-- start of DATA TO USE --

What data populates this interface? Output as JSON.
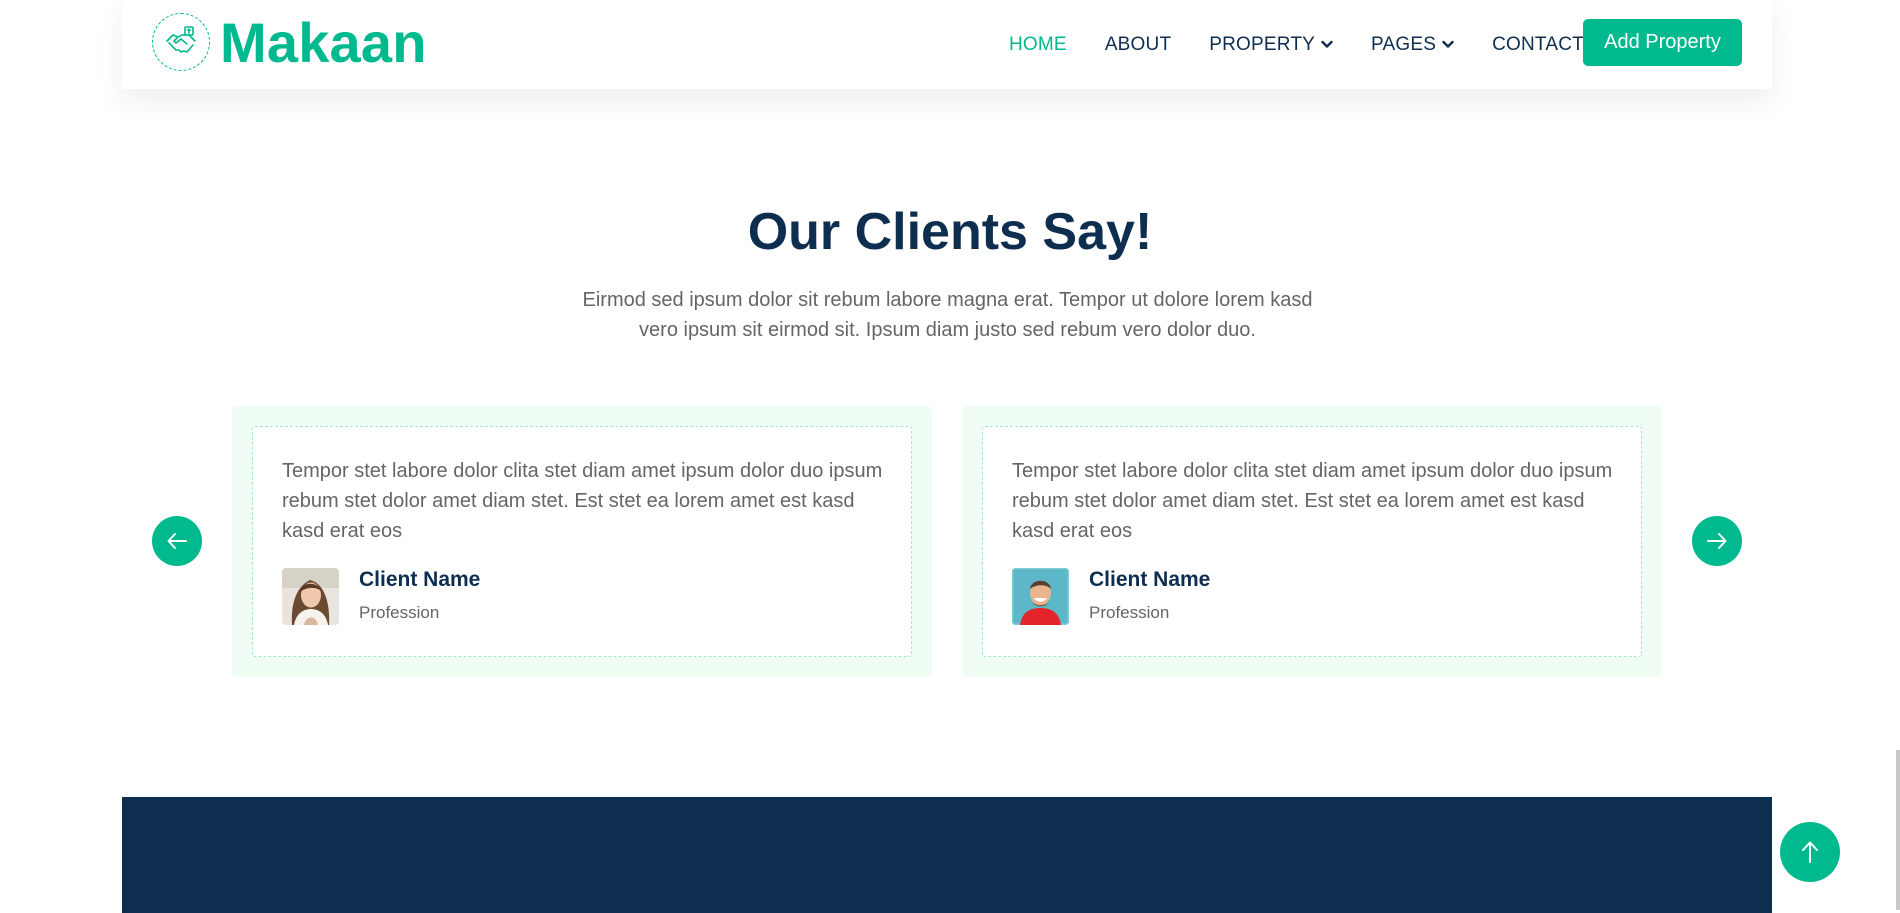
{
  "brand": {
    "name": "Makaan",
    "logo_icon": "handshake-icon",
    "accent": "#00b98e",
    "dark": "#0e2e50"
  },
  "nav": {
    "items": [
      {
        "label": "HOME",
        "active": true
      },
      {
        "label": "ABOUT",
        "active": false
      },
      {
        "label": "PROPERTY",
        "active": false,
        "dropdown": true
      },
      {
        "label": "PAGES",
        "active": false,
        "dropdown": true
      },
      {
        "label": "CONTACT",
        "active": false
      }
    ],
    "cta_label": "Add Property"
  },
  "testimonials": {
    "title": "Our Clients Say!",
    "subtitle": "Eirmod sed ipsum dolor sit rebum labore magna erat. Tempor ut dolore lorem kasd vero ipsum sit eirmod sit. Ipsum diam justo sed rebum vero dolor duo.",
    "prev_icon": "arrow-left-icon",
    "next_icon": "arrow-right-icon",
    "cards": [
      {
        "quote": "Tempor stet labore dolor clita stet diam amet ipsum dolor duo ipsum rebum stet dolor amet diam stet. Est stet ea lorem amet est kasd kasd erat eos",
        "name": "Client Name",
        "profession": "Profession"
      },
      {
        "quote": "Tempor stet labore dolor clita stet diam amet ipsum dolor duo ipsum rebum stet dolor amet diam stet. Est stet ea lorem amet est kasd kasd erat eos",
        "name": "Client Name",
        "profession": "Profession"
      }
    ]
  },
  "back_to_top_icon": "arrow-up-icon"
}
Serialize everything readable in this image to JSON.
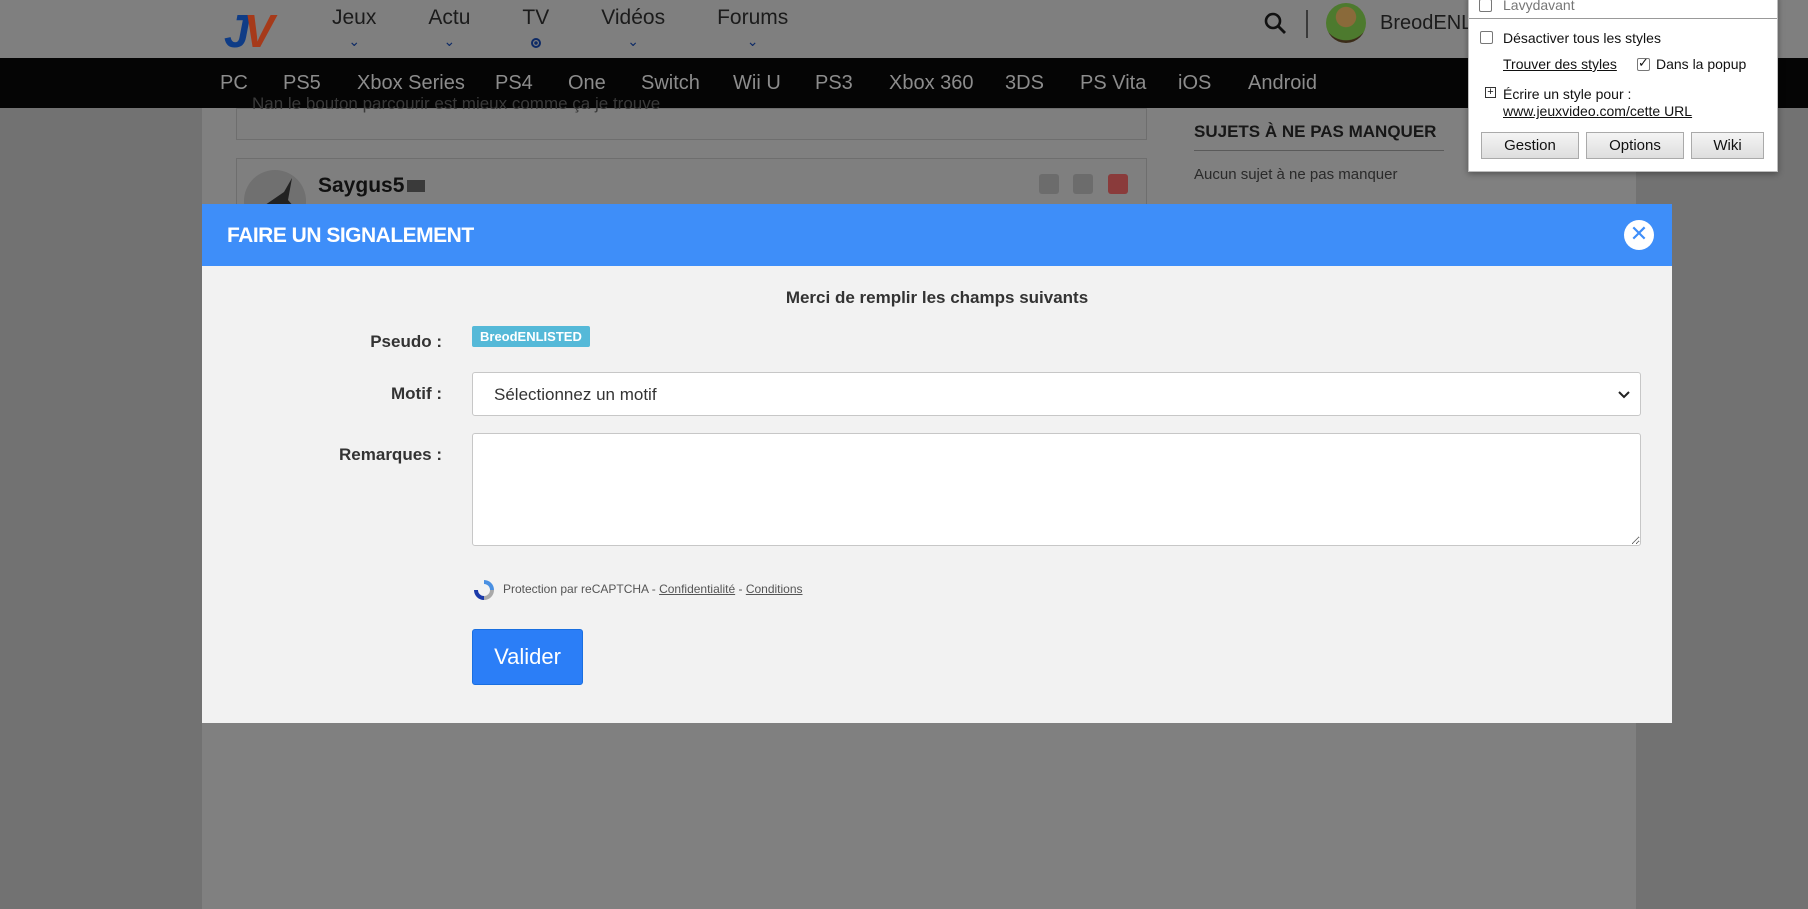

-- end of DATA TO USE --

• [YOUR INSTRUCTIONS] Reproduce every record above exactly, but leave out the pictures.

• [EXERCISE RESPONSE]
What data populates this interface? Output as JSON.
{
  "brand": {
    "name": "Makaan",
    "logo_icon": "handshake-icon",
    "accent": "#00b98e",
    "dark": "#0e2e50"
  },
  "nav": {
    "items": [
      {
        "label": "HOME",
        "active": true
      },
      {
        "label": "ABOUT",
        "active": false
      },
      {
        "label": "PROPERTY",
        "active": false,
        "dropdown": true
      },
      {
        "label": "PAGES",
        "active": false,
        "dropdown": true
      },
      {
        "label": "CONTACT",
        "active": false
      }
    ],
    "cta_label": "Add Property"
  },
  "testimonials": {
    "title": "Our Clients Say!",
    "subtitle": "Eirmod sed ipsum dolor sit rebum labore magna erat. Tempor ut dolore lorem kasd vero ipsum sit eirmod sit. Ipsum diam justo sed rebum vero dolor duo.",
    "prev_icon": "arrow-left-icon",
    "next_icon": "arrow-right-icon",
    "cards": [
      {
        "quote": "Tempor stet labore dolor clita stet diam amet ipsum dolor duo ipsum rebum stet dolor amet diam stet. Est stet ea lorem amet est kasd kasd erat eos",
        "name": "Client Name",
        "profession": "Profession"
      },
      {
        "quote": "Tempor stet labore dolor clita stet diam amet ipsum dolor duo ipsum rebum stet dolor amet diam stet. Est stet ea lorem amet est kasd kasd erat eos",
        "name": "Client Name",
        "profession": "Profession"
      }
    ]
  },
  "back_to_top_icon": "arrow-up-icon"
}
Serialize everything readable in this image to JSON.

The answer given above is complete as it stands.